SUPPLIED RECORDS:
══════════

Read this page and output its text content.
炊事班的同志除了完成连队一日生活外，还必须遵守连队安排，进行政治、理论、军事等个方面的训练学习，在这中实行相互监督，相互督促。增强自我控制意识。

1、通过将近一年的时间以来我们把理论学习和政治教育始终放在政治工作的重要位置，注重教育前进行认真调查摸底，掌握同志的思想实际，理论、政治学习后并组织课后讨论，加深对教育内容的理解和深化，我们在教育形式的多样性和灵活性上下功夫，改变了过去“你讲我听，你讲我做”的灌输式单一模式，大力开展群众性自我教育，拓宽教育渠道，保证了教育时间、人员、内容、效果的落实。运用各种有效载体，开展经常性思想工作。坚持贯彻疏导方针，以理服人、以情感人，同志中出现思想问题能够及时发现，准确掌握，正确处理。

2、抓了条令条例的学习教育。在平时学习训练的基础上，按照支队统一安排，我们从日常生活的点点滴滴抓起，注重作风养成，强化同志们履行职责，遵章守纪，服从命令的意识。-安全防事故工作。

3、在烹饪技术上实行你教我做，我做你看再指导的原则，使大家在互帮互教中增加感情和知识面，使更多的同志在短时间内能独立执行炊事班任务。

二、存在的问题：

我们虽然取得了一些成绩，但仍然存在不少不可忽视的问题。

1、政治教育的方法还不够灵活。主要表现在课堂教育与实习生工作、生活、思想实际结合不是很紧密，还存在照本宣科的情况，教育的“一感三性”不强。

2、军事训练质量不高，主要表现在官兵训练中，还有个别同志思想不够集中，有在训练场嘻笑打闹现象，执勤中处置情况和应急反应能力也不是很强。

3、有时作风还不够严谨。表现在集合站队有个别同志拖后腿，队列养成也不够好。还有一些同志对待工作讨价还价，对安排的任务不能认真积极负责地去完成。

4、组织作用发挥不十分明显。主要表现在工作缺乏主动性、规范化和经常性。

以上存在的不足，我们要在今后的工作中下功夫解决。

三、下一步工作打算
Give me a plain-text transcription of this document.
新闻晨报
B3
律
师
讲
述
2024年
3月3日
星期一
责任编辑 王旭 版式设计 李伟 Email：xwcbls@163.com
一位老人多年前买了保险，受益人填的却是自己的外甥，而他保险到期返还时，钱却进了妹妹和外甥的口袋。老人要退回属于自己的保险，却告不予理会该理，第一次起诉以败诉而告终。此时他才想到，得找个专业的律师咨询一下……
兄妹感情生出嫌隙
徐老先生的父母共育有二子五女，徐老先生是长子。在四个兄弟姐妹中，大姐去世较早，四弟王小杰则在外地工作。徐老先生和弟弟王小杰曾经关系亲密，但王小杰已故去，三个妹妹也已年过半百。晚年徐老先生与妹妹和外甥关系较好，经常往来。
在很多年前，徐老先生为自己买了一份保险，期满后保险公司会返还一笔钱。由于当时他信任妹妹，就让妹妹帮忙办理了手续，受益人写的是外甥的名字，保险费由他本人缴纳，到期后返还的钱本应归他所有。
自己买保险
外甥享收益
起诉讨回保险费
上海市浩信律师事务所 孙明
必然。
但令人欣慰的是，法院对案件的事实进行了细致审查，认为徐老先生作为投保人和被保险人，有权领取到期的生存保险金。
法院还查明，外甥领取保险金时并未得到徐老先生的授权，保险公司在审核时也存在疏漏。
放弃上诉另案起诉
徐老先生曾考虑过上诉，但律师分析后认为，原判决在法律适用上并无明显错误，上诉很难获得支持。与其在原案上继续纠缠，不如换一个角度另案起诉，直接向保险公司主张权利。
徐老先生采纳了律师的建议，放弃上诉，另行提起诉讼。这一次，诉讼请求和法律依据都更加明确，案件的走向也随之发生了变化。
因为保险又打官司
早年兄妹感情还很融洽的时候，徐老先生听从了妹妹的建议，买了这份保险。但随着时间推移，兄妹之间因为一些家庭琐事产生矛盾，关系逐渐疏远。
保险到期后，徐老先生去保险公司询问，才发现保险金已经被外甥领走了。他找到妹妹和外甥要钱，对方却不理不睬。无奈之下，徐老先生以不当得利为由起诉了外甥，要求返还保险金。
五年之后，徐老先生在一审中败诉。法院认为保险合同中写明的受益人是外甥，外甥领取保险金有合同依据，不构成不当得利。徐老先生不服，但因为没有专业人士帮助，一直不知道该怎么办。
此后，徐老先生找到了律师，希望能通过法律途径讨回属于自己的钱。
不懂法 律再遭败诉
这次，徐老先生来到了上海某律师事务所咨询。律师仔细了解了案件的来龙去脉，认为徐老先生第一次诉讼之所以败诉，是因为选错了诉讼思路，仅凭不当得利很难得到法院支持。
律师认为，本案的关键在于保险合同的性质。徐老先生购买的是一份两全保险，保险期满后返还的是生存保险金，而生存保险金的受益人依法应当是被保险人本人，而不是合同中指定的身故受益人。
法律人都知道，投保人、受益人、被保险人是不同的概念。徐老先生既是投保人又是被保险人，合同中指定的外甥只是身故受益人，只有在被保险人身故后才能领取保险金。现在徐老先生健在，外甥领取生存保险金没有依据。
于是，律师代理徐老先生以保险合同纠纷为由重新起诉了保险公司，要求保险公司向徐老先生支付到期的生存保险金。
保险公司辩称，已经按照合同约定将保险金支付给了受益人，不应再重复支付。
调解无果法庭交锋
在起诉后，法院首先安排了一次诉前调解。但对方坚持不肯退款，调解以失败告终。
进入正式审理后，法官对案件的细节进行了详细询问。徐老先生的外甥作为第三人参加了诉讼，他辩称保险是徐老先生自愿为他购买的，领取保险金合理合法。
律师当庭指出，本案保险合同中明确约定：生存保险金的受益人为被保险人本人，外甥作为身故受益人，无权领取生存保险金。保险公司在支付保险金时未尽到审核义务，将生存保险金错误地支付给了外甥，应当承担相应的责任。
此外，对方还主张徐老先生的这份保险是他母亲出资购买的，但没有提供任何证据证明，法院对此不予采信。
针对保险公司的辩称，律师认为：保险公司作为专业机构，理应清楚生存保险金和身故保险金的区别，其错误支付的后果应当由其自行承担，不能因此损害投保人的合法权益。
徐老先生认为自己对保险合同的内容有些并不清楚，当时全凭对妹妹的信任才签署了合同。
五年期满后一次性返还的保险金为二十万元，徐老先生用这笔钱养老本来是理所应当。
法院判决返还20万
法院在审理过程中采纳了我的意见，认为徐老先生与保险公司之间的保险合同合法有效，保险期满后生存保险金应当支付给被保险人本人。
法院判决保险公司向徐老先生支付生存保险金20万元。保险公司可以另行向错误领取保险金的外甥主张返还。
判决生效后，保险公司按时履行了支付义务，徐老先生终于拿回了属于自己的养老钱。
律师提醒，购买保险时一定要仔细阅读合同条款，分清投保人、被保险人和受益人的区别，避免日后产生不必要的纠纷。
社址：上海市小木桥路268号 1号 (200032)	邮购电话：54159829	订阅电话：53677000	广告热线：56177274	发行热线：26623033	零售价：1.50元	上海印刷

══════════

EXERCISE GOAL:
Your task is to extract all of the records exactly.

SOLUTION:
Read this page and output its text content.
炊事班的同志除了完成连队一日生活外，还必须遵守连队安排，进行政治、理论、军事等个方面的训练学习，在这中实行相互监督，相互督促。增强自我控制意识。

1、通过将近一年的时间以来我们把理论学习和政治教育始终放在政治工作的重要位置，注重教育前进行认真调查摸底，掌握同志的思想实际，理论、政治学习后并组织课后讨论，加深对教育内容的理解和深化，我们在教育形式的多样性和灵活性上下功夫，改变了过去“你讲我听，你讲我做”的灌输式单一模式，大力开展群众性自我教育，拓宽教育渠道，保证了教育时间、人员、内容、效果的落实。运用各种有效载体，开展经常性思想工作。坚持贯彻疏导方针，以理服人、以情感人，同志中出现思想问题能够及时发现，准确掌握，正确处理。

2、抓了条令条例的学习教育。在平时学习训练的基础上，按照支队统一安排，我们从日常生活的点点滴滴抓起，注重作风养成，强化同志们履行职责，遵章守纪，服从命令的意识。-安全防事故工作。

3、在烹饪技术上实行你教我做，我做你看再指导的原则，使大家在互帮互教中增加感情和知识面，使更多的同志在短时间内能独立执行炊事班任务。

二、存在的问题：

我们虽然取得了一些成绩，但仍然存在不少不可忽视的问题。

1、政治教育的方法还不够灵活。主要表现在课堂教育与实习生工作、生活、思想实际结合不是很紧密，还存在照本宣科的情况，教育的“一感三性”不强。

2、军事训练质量不高，主要表现在官兵训练中，还有个别同志思想不够集中，有在训练场嘻笑打闹现象，执勤中处置情况和应急反应能力也不是很强。

3、有时作风还不够严谨。表现在集合站队有个别同志拖后腿，队列养成也不够好。还有一些同志对待工作讨价还价，对安排的任务不能认真积极负责地去完成。

4、组织作用发挥不十分明显。主要表现在工作缺乏主动性、规范化和经常性。

以上存在的不足，我们要在今后的工作中下功夫解决。

三、下一步工作打算
Give me a plain-text transcription of this document.
新闻晨报
B3
律
师
讲
述
2024年
3月3日
星期一
责任编辑 王旭 版式设计 李伟 Email：xwcbls@163.com
一位老人多年前买了保险，受益人填的却是自己的外甥，而他保险到期返还时，钱却进了妹妹和外甥的口袋。老人要退回属于自己的保险，却告不予理会该理，第一次起诉以败诉而告终。此时他才想到，得找个专业的律师咨询一下……
兄妹感情生出嫌隙
徐老先生的父母共育有二子五女，徐老先生是长子。在四个兄弟姐妹中，大姐去世较早，四弟王小杰则在外地工作。徐老先生和弟弟王小杰曾经关系亲密，但王小杰已故去，三个妹妹也已年过半百。晚年徐老先生与妹妹和外甥关系较好，经常往来。
在很多年前，徐老先生为自己买了一份保险，期满后保险公司会返还一笔钱。由于当时他信任妹妹，就让妹妹帮忙办理了手续，受益人写的是外甥的名字，保险费由他本人缴纳，到期后返还的钱本应归他所有。
自己买保险
外甥享收益
起诉讨回保险费
上海市浩信律师事务所 孙明
必然。
但令人欣慰的是，法院对案件的事实进行了细致审查，认为徐老先生作为投保人和被保险人，有权领取到期的生存保险金。
法院还查明，外甥领取保险金时并未得到徐老先生的授权，保险公司在审核时也存在疏漏。
放弃上诉另案起诉
徐老先生曾考虑过上诉，但律师分析后认为，原判决在法律适用上并无明显错误，上诉很难获得支持。与其在原案上继续纠缠，不如换一个角度另案起诉，直接向保险公司主张权利。
徐老先生采纳了律师的建议，放弃上诉，另行提起诉讼。这一次，诉讼请求和法律依据都更加明确，案件的走向也随之发生了变化。
因为保险又打官司
早年兄妹感情还很融洽的时候，徐老先生听从了妹妹的建议，买了这份保险。但随着时间推移，兄妹之间因为一些家庭琐事产生矛盾，关系逐渐疏远。
保险到期后，徐老先生去保险公司询问，才发现保险金已经被外甥领走了。他找到妹妹和外甥要钱，对方却不理不睬。无奈之下，徐老先生以不当得利为由起诉了外甥，要求返还保险金。
五年之后，徐老先生在一审中败诉。法院认为保险合同中写明的受益人是外甥，外甥领取保险金有合同依据，不构成不当得利。徐老先生不服，但因为没有专业人士帮助，一直不知道该怎么办。
此后，徐老先生找到了律师，希望能通过法律途径讨回属于自己的钱。
不懂法 律再遭败诉
这次，徐老先生来到了上海某律师事务所咨询。律师仔细了解了案件的来龙去脉，认为徐老先生第一次诉讼之所以败诉，是因为选错了诉讼思路，仅凭不当得利很难得到法院支持。
律师认为，本案的关键在于保险合同的性质。徐老先生购买的是一份两全保险，保险期满后返还的是生存保险金，而生存保险金的受益人依法应当是被保险人本人，而不是合同中指定的身故受益人。
法律人都知道，投保人、受益人、被保险人是不同的概念。徐老先生既是投保人又是被保险人，合同中指定的外甥只是身故受益人，只有在被保险人身故后才能领取保险金。现在徐老先生健在，外甥领取生存保险金没有依据。
于是，律师代理徐老先生以保险合同纠纷为由重新起诉了保险公司，要求保险公司向徐老先生支付到期的生存保险金。
保险公司辩称，已经按照合同约定将保险金支付给了受益人，不应再重复支付。
调解无果法庭交锋
在起诉后，法院首先安排了一次诉前调解。但对方坚持不肯退款，调解以失败告终。
进入正式审理后，法官对案件的细节进行了详细询问。徐老先生的外甥作为第三人参加了诉讼，他辩称保险是徐老先生自愿为他购买的，领取保险金合理合法。
律师当庭指出，本案保险合同中明确约定：生存保险金的受益人为被保险人本人，外甥作为身故受益人，无权领取生存保险金。保险公司在支付保险金时未尽到审核义务，将生存保险金错误地支付给了外甥，应当承担相应的责任。
此外，对方还主张徐老先生的这份保险是他母亲出资购买的，但没有提供任何证据证明，法院对此不予采信。
针对保险公司的辩称，律师认为：保险公司作为专业机构，理应清楚生存保险金和身故保险金的区别，其错误支付的后果应当由其自行承担，不能因此损害投保人的合法权益。
徐老先生认为自己对保险合同的内容有些并不清楚，当时全凭对妹妹的信任才签署了合同。
五年期满后一次性返还的保险金为二十万元，徐老先生用这笔钱养老本来是理所应当。
法院判决返还20万
法院在审理过程中采纳了我的意见，认为徐老先生与保险公司之间的保险合同合法有效，保险期满后生存保险金应当支付给被保险人本人。
法院判决保险公司向徐老先生支付生存保险金20万元。保险公司可以另行向错误领取保险金的外甥主张返还。
判决生效后，保险公司按时履行了支付义务，徐老先生终于拿回了属于自己的养老钱。
律师提醒，购买保险时一定要仔细阅读合同条款，分清投保人、被保险人和受益人的区别，避免日后产生不必要的纠纷。
社址：上海市小木桥路268号 1号 (200032)	邮购电话：54159829	订阅电话：53677000	广告热线：56177274	发行热线：26623033	零售价：1.50元	上海印刷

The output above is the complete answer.